** begin **
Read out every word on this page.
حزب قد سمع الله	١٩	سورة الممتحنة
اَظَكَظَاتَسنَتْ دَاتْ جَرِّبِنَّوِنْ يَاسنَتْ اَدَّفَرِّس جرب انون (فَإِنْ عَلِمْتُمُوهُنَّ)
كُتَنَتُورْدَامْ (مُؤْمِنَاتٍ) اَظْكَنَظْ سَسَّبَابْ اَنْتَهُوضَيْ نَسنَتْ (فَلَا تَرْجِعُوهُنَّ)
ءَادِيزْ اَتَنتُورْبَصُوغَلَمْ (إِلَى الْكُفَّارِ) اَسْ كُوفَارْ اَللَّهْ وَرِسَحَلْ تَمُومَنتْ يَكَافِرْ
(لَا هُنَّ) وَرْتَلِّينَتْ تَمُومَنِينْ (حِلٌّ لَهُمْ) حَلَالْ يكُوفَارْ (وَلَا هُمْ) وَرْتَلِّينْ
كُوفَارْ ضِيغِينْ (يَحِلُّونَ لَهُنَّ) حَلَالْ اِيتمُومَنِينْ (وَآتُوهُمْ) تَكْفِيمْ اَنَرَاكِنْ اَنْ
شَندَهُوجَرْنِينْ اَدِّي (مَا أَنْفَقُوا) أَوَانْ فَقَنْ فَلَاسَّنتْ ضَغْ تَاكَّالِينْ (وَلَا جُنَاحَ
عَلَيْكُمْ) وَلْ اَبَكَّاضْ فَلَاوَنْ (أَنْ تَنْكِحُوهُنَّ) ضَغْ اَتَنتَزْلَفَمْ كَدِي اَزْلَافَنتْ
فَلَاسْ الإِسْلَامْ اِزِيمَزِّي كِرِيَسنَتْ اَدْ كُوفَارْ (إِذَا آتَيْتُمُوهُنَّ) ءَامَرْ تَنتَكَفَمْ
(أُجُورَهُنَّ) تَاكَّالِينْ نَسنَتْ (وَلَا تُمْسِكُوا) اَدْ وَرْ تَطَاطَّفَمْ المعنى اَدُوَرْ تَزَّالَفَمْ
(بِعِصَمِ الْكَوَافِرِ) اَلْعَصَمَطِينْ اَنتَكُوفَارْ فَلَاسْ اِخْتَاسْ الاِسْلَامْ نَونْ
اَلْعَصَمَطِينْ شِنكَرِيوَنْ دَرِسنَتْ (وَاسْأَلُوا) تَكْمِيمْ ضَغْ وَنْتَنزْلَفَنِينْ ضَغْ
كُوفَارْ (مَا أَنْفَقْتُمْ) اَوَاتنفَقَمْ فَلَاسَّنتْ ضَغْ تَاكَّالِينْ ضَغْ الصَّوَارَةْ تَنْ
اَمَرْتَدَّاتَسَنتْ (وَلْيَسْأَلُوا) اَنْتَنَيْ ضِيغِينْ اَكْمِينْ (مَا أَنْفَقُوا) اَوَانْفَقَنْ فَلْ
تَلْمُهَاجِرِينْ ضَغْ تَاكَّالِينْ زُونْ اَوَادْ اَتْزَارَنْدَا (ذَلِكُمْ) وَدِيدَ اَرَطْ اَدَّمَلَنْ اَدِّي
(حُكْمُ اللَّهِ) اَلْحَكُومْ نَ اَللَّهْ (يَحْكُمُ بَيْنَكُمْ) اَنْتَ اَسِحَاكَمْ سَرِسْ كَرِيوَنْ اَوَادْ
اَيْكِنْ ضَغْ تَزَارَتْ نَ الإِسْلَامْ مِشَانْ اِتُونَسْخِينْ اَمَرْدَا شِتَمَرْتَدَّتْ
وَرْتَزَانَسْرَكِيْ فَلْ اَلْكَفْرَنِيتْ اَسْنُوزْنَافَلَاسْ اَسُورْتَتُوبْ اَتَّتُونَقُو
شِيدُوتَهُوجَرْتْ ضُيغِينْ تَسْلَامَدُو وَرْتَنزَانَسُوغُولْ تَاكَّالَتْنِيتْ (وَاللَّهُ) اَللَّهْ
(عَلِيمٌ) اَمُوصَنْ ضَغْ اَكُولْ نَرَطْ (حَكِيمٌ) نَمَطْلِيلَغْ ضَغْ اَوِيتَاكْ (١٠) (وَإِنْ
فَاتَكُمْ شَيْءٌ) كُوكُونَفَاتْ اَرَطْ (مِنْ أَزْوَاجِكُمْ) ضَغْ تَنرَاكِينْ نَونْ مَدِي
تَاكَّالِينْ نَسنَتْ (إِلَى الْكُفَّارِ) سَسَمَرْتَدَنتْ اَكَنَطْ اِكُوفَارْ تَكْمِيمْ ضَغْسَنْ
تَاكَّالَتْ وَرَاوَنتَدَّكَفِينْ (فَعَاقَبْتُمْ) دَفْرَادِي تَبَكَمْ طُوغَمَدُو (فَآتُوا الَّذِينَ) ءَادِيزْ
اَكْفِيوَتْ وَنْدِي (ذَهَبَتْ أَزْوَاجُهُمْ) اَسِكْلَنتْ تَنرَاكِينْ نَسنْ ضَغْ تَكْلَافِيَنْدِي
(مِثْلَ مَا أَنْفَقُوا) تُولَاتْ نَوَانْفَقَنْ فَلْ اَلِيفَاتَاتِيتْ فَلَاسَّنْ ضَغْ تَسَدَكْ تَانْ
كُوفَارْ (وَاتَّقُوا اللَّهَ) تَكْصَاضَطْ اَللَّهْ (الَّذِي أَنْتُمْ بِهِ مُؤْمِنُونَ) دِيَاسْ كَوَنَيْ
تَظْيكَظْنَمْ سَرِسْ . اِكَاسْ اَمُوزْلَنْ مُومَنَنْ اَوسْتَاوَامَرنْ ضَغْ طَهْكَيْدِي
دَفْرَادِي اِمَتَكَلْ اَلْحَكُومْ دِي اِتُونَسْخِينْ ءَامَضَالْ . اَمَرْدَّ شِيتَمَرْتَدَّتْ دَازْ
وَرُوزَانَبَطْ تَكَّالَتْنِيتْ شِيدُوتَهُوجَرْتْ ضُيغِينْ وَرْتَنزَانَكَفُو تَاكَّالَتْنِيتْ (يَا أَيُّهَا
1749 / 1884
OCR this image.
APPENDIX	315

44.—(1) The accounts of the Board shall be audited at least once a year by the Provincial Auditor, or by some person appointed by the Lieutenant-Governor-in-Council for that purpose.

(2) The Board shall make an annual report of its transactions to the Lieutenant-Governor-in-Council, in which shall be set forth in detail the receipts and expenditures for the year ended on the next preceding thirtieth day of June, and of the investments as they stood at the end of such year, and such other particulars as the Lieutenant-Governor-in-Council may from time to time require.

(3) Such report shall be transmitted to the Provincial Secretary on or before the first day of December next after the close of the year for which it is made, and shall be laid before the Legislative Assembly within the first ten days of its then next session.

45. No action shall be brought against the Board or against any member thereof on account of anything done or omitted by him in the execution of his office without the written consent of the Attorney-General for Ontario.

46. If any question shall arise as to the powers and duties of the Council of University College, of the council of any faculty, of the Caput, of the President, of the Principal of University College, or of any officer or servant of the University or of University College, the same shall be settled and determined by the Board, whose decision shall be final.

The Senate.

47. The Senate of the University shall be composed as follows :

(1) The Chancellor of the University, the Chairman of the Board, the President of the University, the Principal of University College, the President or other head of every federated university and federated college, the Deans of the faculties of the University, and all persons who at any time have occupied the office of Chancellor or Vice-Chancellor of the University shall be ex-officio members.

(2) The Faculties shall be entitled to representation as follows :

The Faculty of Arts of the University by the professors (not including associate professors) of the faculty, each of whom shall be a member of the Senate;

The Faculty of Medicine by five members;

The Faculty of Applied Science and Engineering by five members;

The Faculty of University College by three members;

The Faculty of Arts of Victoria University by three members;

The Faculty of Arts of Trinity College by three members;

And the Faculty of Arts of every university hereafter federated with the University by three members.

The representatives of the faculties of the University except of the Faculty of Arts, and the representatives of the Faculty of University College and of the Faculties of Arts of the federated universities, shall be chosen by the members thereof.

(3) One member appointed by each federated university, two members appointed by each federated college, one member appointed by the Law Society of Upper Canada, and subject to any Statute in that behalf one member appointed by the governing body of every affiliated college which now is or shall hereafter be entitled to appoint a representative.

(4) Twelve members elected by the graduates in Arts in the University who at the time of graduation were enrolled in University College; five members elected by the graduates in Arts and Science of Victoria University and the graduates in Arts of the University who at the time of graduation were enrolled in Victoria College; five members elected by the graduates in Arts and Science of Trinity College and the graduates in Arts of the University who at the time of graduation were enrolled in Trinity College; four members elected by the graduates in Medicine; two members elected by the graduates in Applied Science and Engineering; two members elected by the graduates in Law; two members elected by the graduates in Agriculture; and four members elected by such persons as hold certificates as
** end **
Short exercise
Track down every line holding the string "Senate" and copy it.

Answer to this problem
The Senate.
47. The Senate of the University shall be composed as follows :
The Faculty of Arts of the University by the professors (not including associate professors) of the faculty, each of whom shall be a member of the Senate;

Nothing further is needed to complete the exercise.